>> Begin INPUT MATERIAL
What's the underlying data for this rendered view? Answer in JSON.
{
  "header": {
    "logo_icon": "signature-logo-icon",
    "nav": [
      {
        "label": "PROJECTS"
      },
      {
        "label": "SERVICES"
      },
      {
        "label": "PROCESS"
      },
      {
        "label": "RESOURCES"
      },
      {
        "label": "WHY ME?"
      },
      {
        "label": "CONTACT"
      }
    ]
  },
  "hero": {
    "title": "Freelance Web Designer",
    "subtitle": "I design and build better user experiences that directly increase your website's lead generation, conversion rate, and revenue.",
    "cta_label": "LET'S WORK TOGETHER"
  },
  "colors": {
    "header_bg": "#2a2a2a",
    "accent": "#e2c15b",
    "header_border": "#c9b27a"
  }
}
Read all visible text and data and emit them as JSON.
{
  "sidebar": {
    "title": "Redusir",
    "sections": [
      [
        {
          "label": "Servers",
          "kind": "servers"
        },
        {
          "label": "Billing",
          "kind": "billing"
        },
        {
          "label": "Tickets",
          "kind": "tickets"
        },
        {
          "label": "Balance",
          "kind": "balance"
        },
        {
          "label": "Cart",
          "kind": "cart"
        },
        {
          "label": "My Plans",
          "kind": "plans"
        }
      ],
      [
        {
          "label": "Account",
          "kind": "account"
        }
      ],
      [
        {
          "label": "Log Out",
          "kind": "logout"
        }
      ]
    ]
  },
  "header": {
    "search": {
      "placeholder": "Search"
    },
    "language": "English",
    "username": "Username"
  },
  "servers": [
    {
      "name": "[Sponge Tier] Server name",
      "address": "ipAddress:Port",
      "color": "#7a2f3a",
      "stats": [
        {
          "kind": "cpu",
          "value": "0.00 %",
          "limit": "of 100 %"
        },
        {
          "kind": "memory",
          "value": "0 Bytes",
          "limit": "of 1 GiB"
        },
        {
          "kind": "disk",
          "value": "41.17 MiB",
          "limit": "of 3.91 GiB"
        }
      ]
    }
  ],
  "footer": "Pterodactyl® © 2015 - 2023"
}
>> End INPUT MATERIAL
Within the listing above, find every line containing the string "data" and return it.

What's the underlying data for this rendered view? Answer in JSON.
Read all visible text and data and emit them as JSON.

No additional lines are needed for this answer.